Records from a collection of figures

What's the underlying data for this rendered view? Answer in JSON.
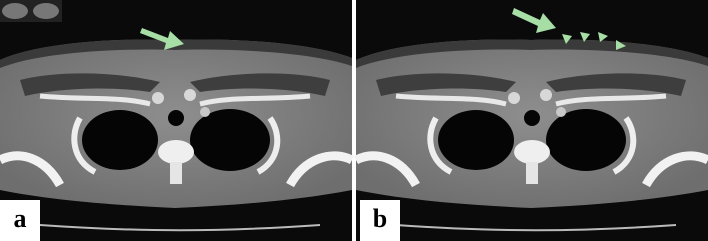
{
  "panels": [
    {
      "label": "a"
    },
    {
      "label": "b"
    }
  ]
}
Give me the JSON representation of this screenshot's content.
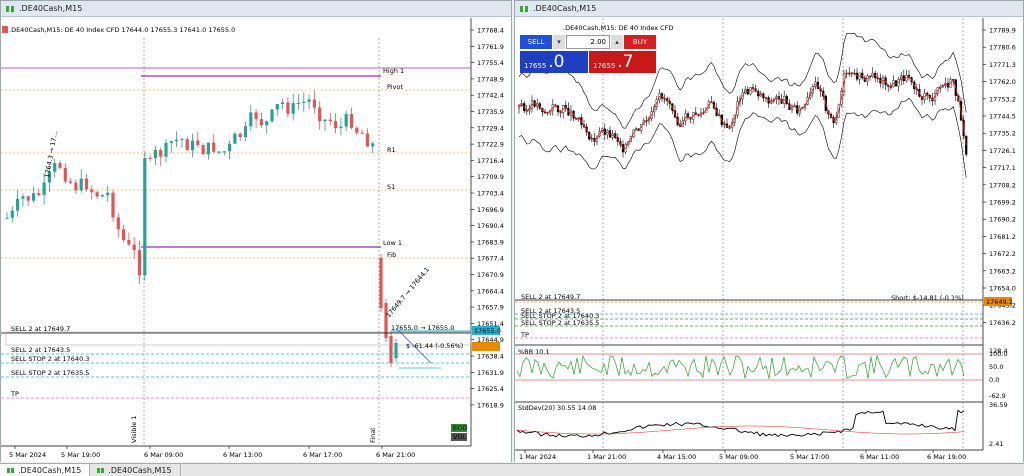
{
  "windows": [
    {
      "title": ".DE40Cash,M15",
      "header": ".DE40Cash,M15:  DE 40 Index CFD  17644.0 17655.3 17641.0 17655.0",
      "y_ticks": [
        "17768.4",
        "17761.9",
        "17755.4",
        "17748.9",
        "17742.4",
        "17735.9",
        "17729.4",
        "17722.9",
        "17716.4",
        "17709.9",
        "17703.4",
        "17696.9",
        "17690.4",
        "17683.9",
        "17677.4",
        "17670.9",
        "17664.4",
        "17657.9",
        "17651.4",
        "17644.9",
        "17638.4",
        "17631.9",
        "17625.4",
        "17618.9"
      ],
      "x_ticks": [
        "5 Mar 2024",
        "5 Mar 19:00",
        "6 Mar 09:00",
        "6 Mar 13:00",
        "6 Mar 17:00",
        "6 Mar 21:00"
      ],
      "order_labels": [
        "SELL 2 at 17649.7",
        "SELL 2 at 17643.5",
        "SELL STOP 2 at 17640.3",
        "SELL STOP 2 at 17635.5",
        "TP"
      ],
      "level_labels": [
        "High 1",
        "Low 1",
        "Pivot",
        "R1",
        "S1",
        "Fib"
      ],
      "annotation": "$ -61.44 (-0.56%)",
      "price_tag": "17655.0",
      "entry_label": "17655.0 → 17655.0",
      "diag_label_a": "1764.3 → 17...",
      "diag_label_b": "17649.7 → 17644.1",
      "badges": [
        "EOD",
        "VOL"
      ],
      "session_marks": [
        "Visible 1",
        "Final"
      ]
    },
    {
      "title": ".DE40Cash,M15",
      "header": ".DE40Cash,M15:  DE 40 Index CFD",
      "y_ticks": [
        "17789.9",
        "17780.6",
        "17771.3",
        "17762.0",
        "17753.2",
        "17744.5",
        "17735.2",
        "17726.1",
        "17717.1",
        "17708.2",
        "17699.2",
        "17690.2",
        "17681.2",
        "17672.2",
        "17663.2",
        "17654.0",
        "17645.2",
        "17636.2"
      ],
      "x_ticks": [
        "1 Mar 2024",
        "1 Mar 21:00",
        "4 Mar 15:00",
        "5 Mar 09:00",
        "5 Mar 17:00",
        "6 Mar 11:00",
        "6 Mar 19:00"
      ],
      "order_labels": [
        "SELL 2 at 17649.7",
        "SELL 2 at 17643.5",
        "SELL STOP 2 at 17640.3",
        "SELL STOP 2 at 17635.5",
        "TP"
      ],
      "short_label": "Short: $-14.81 (-0.1%)",
      "price_tag": "17649.2",
      "trade_panel": {
        "sell_label": "SELL",
        "buy_label": "BUY",
        "lot": "2.00",
        "sell_price_small": "17655",
        "sell_price_big": ".0",
        "buy_price_small": "17655",
        "buy_price_big": ".7"
      },
      "indicator1": {
        "label": "%BB 10.1",
        "ticks": [
          "128.4",
          "100.0",
          "50.0",
          "0.0",
          "-62.9"
        ]
      },
      "indicator2": {
        "label": "StdDev(20) 30.55 14.08",
        "ticks": [
          "36.59",
          "2.41"
        ]
      }
    }
  ],
  "tabs": [
    ".DE40Cash,M15",
    ".DE40Cash,M15"
  ],
  "colors": {
    "bull": "#2aa198",
    "bear": "#e05555",
    "purple": "#9b2fae",
    "orange": "#e68a00",
    "pink": "#ff66cc",
    "cyan": "#20b2d0",
    "green": "#2e9e2e"
  }
}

**What you need to do:**
Reproduce each entry precisely. Leave the pictures out.

**Written solution:**
What's the underlying data for this rendered view? Answer in JSON.
{
  "panels": [
    {
      "label": "a"
    },
    {
      "label": "b"
    }
  ]
}
Give me the JSON representation of this screenshot's content.
{
  "windows": [
    {
      "title": ".DE40Cash,M15",
      "header": ".DE40Cash,M15:  DE 40 Index CFD  17644.0 17655.3 17641.0 17655.0",
      "y_ticks": [
        "17768.4",
        "17761.9",
        "17755.4",
        "17748.9",
        "17742.4",
        "17735.9",
        "17729.4",
        "17722.9",
        "17716.4",
        "17709.9",
        "17703.4",
        "17696.9",
        "17690.4",
        "17683.9",
        "17677.4",
        "17670.9",
        "17664.4",
        "17657.9",
        "17651.4",
        "17644.9",
        "17638.4",
        "17631.9",
        "17625.4",
        "17618.9"
      ],
      "x_ticks": [
        "5 Mar 2024",
        "5 Mar 19:00",
        "6 Mar 09:00",
        "6 Mar 13:00",
        "6 Mar 17:00",
        "6 Mar 21:00"
      ],
      "order_labels": [
        "SELL 2 at 17649.7",
        "SELL 2 at 17643.5",
        "SELL STOP 2 at 17640.3",
        "SELL STOP 2 at 17635.5",
        "TP"
      ],
      "level_labels": [
        "High 1",
        "Low 1",
        "Pivot",
        "R1",
        "S1",
        "Fib"
      ],
      "annotation": "$ -61.44 (-0.56%)",
      "price_tag": "17655.0",
      "entry_label": "17655.0 → 17655.0",
      "diag_label_a": "1764.3 → 17...",
      "diag_label_b": "17649.7 → 17644.1",
      "badges": [
        "EOD",
        "VOL"
      ],
      "session_marks": [
        "Visible 1",
        "Final"
      ]
    },
    {
      "title": ".DE40Cash,M15",
      "header": ".DE40Cash,M15:  DE 40 Index CFD",
      "y_ticks": [
        "17789.9",
        "17780.6",
        "17771.3",
        "17762.0",
        "17753.2",
        "17744.5",
        "17735.2",
        "17726.1",
        "17717.1",
        "17708.2",
        "17699.2",
        "17690.2",
        "17681.2",
        "17672.2",
        "17663.2",
        "17654.0",
        "17645.2",
        "17636.2"
      ],
      "x_ticks": [
        "1 Mar 2024",
        "1 Mar 21:00",
        "4 Mar 15:00",
        "5 Mar 09:00",
        "5 Mar 17:00",
        "6 Mar 11:00",
        "6 Mar 19:00"
      ],
      "order_labels": [
        "SELL 2 at 17649.7",
        "SELL 2 at 17643.5",
        "SELL STOP 2 at 17640.3",
        "SELL STOP 2 at 17635.5",
        "TP"
      ],
      "short_label": "Short: $-14.81 (-0.1%)",
      "price_tag": "17649.2",
      "trade_panel": {
        "sell_label": "SELL",
        "buy_label": "BUY",
        "lot": "2.00",
        "sell_price_small": "17655",
        "sell_price_big": ".0",
        "buy_price_small": "17655",
        "buy_price_big": ".7"
      },
      "indicator1": {
        "label": "%BB 10.1",
        "ticks": [
          "128.4",
          "100.0",
          "50.0",
          "0.0",
          "-62.9"
        ]
      },
      "indicator2": {
        "label": "StdDev(20) 30.55 14.08",
        "ticks": [
          "36.59",
          "2.41"
        ]
      }
    }
  ],
  "tabs": [
    ".DE40Cash,M15",
    ".DE40Cash,M15"
  ],
  "colors": {
    "bull": "#2aa198",
    "bear": "#e05555",
    "purple": "#9b2fae",
    "orange": "#e68a00",
    "pink": "#ff66cc",
    "cyan": "#20b2d0",
    "green": "#2e9e2e"
  }
}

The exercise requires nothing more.